>> start RECORDED DATA

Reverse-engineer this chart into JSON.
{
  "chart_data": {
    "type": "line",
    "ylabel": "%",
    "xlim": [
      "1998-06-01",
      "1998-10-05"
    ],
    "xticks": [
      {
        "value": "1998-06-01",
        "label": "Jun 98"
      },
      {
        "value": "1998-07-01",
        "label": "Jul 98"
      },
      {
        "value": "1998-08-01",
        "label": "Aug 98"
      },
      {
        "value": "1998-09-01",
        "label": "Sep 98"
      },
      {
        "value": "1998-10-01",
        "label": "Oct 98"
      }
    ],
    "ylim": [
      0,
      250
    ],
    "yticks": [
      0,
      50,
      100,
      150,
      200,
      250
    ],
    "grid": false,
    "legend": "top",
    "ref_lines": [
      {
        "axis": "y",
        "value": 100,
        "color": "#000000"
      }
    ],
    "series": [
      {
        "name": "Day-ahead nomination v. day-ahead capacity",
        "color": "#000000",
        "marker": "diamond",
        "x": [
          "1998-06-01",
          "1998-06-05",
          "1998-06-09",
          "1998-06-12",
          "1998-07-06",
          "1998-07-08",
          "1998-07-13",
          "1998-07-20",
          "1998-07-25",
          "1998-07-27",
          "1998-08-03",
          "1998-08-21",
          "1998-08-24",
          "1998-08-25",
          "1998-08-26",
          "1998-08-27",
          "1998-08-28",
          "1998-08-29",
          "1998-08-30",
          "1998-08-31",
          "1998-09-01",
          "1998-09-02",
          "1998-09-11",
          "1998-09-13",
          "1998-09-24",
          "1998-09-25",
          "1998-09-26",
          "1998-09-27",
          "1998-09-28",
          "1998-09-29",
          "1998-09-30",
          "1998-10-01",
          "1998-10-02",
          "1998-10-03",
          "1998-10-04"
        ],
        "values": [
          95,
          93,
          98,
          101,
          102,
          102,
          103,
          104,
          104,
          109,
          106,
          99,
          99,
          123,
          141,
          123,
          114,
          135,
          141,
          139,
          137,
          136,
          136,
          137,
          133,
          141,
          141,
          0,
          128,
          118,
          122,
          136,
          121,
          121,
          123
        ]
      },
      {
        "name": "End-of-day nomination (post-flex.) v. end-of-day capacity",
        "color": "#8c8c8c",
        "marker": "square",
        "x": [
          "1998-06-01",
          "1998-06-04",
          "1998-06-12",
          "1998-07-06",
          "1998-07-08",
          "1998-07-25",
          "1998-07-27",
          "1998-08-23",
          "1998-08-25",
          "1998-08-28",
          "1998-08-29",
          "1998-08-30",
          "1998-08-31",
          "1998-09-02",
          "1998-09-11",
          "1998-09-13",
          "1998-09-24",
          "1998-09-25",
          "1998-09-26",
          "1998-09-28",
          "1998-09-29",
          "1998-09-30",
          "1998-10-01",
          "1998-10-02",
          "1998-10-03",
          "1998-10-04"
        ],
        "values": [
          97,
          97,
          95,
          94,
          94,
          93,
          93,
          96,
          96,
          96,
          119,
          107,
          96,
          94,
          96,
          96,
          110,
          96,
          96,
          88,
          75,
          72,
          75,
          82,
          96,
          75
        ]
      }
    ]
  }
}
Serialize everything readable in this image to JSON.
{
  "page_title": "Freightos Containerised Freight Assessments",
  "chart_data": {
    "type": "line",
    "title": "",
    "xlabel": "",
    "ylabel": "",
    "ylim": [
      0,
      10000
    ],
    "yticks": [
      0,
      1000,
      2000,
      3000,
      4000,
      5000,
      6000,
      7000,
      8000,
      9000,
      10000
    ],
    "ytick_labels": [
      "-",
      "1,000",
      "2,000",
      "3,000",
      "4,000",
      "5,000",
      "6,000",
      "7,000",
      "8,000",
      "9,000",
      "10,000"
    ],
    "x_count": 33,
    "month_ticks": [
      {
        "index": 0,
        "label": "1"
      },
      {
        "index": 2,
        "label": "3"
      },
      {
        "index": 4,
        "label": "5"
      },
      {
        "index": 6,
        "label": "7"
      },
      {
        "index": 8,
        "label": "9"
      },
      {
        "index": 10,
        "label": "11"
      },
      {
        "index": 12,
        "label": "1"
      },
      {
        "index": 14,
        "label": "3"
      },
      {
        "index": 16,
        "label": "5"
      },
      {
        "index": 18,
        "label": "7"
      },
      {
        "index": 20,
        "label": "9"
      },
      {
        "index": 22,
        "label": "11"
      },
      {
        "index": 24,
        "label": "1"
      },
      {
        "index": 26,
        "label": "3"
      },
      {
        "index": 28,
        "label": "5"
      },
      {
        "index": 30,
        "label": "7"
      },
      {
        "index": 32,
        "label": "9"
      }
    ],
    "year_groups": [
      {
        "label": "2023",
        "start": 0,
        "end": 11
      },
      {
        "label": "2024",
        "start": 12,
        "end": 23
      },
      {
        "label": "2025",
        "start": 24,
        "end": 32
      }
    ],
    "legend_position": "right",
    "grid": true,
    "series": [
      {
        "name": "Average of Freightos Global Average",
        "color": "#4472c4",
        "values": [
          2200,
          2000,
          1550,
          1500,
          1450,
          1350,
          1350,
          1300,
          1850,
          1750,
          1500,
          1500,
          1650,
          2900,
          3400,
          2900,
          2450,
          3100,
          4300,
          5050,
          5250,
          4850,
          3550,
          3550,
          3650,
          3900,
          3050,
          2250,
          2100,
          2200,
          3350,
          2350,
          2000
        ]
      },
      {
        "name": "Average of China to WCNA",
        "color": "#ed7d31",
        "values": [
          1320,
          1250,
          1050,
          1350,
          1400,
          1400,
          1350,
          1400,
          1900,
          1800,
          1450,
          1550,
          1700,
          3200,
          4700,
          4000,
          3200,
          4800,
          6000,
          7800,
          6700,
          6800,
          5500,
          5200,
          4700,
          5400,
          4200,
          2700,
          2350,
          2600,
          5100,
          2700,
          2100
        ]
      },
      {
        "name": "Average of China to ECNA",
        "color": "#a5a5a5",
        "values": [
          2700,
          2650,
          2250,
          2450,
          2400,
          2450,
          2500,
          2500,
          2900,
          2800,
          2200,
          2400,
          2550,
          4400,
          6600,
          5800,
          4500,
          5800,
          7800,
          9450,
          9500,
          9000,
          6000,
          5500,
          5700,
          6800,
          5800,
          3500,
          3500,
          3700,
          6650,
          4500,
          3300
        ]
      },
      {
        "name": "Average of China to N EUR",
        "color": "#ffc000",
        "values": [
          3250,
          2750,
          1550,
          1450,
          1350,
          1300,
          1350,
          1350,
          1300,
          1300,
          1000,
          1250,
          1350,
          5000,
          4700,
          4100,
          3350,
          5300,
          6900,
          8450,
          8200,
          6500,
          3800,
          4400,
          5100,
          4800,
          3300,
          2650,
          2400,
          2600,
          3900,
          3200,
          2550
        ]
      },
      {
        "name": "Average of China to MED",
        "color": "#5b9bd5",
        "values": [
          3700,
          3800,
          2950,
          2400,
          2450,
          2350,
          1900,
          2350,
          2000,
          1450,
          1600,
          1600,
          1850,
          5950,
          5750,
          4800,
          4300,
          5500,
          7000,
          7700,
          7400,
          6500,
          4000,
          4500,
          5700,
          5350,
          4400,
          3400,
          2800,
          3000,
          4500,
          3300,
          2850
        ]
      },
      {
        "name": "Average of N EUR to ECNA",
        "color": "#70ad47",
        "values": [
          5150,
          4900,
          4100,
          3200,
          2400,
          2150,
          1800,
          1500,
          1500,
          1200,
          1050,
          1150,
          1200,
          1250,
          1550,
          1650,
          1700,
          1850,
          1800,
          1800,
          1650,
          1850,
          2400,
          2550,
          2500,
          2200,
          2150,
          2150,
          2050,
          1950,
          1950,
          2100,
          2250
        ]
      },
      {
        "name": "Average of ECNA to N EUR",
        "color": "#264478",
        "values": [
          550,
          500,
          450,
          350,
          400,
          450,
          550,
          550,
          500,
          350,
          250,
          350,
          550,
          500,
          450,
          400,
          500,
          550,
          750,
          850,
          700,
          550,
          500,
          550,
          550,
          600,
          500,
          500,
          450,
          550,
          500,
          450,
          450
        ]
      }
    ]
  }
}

>> end RECORDED DATA

• [EXERCISE DESCRIPTION] Copy each line of the records above that carries the word "Freightos".

• [THE SOLUTION]
  "page_title": "Freightos Containerised Freight Assessments",
        "name": "Average of Freightos Global Average",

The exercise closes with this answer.